Records from a data source
------------------------------------------------------------------------

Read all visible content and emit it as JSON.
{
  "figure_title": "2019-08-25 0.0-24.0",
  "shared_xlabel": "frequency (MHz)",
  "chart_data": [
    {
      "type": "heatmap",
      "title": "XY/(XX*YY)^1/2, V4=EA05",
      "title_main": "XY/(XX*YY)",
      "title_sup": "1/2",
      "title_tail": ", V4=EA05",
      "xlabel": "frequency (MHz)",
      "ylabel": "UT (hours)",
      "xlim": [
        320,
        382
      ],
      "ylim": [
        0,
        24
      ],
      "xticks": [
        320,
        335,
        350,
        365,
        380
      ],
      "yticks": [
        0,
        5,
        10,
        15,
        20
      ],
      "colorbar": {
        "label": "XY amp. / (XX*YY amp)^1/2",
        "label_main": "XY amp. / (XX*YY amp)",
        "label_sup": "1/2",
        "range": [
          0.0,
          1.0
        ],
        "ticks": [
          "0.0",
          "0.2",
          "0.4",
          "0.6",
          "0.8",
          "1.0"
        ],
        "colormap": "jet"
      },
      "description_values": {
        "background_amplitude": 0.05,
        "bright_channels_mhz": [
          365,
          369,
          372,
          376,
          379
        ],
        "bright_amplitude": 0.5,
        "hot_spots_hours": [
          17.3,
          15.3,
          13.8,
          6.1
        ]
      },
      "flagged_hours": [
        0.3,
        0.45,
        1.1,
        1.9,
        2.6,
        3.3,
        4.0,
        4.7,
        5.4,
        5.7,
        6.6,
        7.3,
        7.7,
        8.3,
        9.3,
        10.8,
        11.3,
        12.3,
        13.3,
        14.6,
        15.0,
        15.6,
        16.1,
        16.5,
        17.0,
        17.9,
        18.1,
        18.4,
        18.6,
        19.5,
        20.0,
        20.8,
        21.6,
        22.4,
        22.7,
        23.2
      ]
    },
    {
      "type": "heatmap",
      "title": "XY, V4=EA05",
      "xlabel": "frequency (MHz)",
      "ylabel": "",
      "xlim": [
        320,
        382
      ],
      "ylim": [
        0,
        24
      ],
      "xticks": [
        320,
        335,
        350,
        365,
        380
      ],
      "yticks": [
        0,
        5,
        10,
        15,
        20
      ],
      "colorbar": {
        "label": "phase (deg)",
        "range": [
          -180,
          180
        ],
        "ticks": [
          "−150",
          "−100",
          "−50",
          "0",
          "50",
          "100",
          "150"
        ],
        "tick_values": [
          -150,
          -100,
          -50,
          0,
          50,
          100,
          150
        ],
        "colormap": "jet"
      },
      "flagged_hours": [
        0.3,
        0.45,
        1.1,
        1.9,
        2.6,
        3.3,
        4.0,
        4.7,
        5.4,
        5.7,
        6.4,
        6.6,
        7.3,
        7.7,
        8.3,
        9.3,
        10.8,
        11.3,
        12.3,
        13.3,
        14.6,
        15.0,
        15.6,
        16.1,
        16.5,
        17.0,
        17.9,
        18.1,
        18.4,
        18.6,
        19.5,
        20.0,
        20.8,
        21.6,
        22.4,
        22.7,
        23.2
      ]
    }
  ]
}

------------------------------------------------------------------------

» Written exercise
Repeat all entries. Match them exactly.

» The response
Read all visible content and emit it as JSON.
{
  "figure_title": "2019-08-25 0.0-24.0",
  "shared_xlabel": "frequency (MHz)",
  "chart_data": [
    {
      "type": "heatmap",
      "title": "XY/(XX*YY)^1/2, V4=EA05",
      "title_main": "XY/(XX*YY)",
      "title_sup": "1/2",
      "title_tail": ", V4=EA05",
      "xlabel": "frequency (MHz)",
      "ylabel": "UT (hours)",
      "xlim": [
        320,
        382
      ],
      "ylim": [
        0,
        24
      ],
      "xticks": [
        320,
        335,
        350,
        365,
        380
      ],
      "yticks": [
        0,
        5,
        10,
        15,
        20
      ],
      "colorbar": {
        "label": "XY amp. / (XX*YY amp)^1/2",
        "label_main": "XY amp. / (XX*YY amp)",
        "label_sup": "1/2",
        "range": [
          0.0,
          1.0
        ],
        "ticks": [
          "0.0",
          "0.2",
          "0.4",
          "0.6",
          "0.8",
          "1.0"
        ],
        "colormap": "jet"
      },
      "description_values": {
        "background_amplitude": 0.05,
        "bright_channels_mhz": [
          365,
          369,
          372,
          376,
          379
        ],
        "bright_amplitude": 0.5,
        "hot_spots_hours": [
          17.3,
          15.3,
          13.8,
          6.1
        ]
      },
      "flagged_hours": [
        0.3,
        0.45,
        1.1,
        1.9,
        2.6,
        3.3,
        4.0,
        4.7,
        5.4,
        5.7,
        6.6,
        7.3,
        7.7,
        8.3,
        9.3,
        10.8,
        11.3,
        12.3,
        13.3,
        14.6,
        15.0,
        15.6,
        16.1,
        16.5,
        17.0,
        17.9,
        18.1,
        18.4,
        18.6,
        19.5,
        20.0,
        20.8,
        21.6,
        22.4,
        22.7,
        23.2
      ]
    },
    {
      "type": "heatmap",
      "title": "XY, V4=EA05",
      "xlabel": "frequency (MHz)",
      "ylabel": "",
      "xlim": [
        320,
        382
      ],
      "ylim": [
        0,
        24
      ],
      "xticks": [
        320,
        335,
        350,
        365,
        380
      ],
      "yticks": [
        0,
        5,
        10,
        15,
        20
      ],
      "colorbar": {
        "label": "phase (deg)",
        "range": [
          -180,
          180
        ],
        "ticks": [
          "−150",
          "−100",
          "−50",
          "0",
          "50",
          "100",
          "150"
        ],
        "tick_values": [
          -150,
          -100,
          -50,
          0,
          50,
          100,
          150
        ],
        "colormap": "jet"
      },
      "flagged_hours": [
        0.3,
        0.45,
        1.1,
        1.9,
        2.6,
        3.3,
        4.0,
        4.7,
        5.4,
        5.7,
        6.4,
        6.6,
        7.3,
        7.7,
        8.3,
        9.3,
        10.8,
        11.3,
        12.3,
        13.3,
        14.6,
        15.0,
        15.6,
        16.1,
        16.5,
        17.0,
        17.9,
        18.1,
        18.4,
        18.6,
        19.5,
        20.0,
        20.8,
        21.6,
        22.4,
        22.7,
        23.2
      ]
    }
  ]
}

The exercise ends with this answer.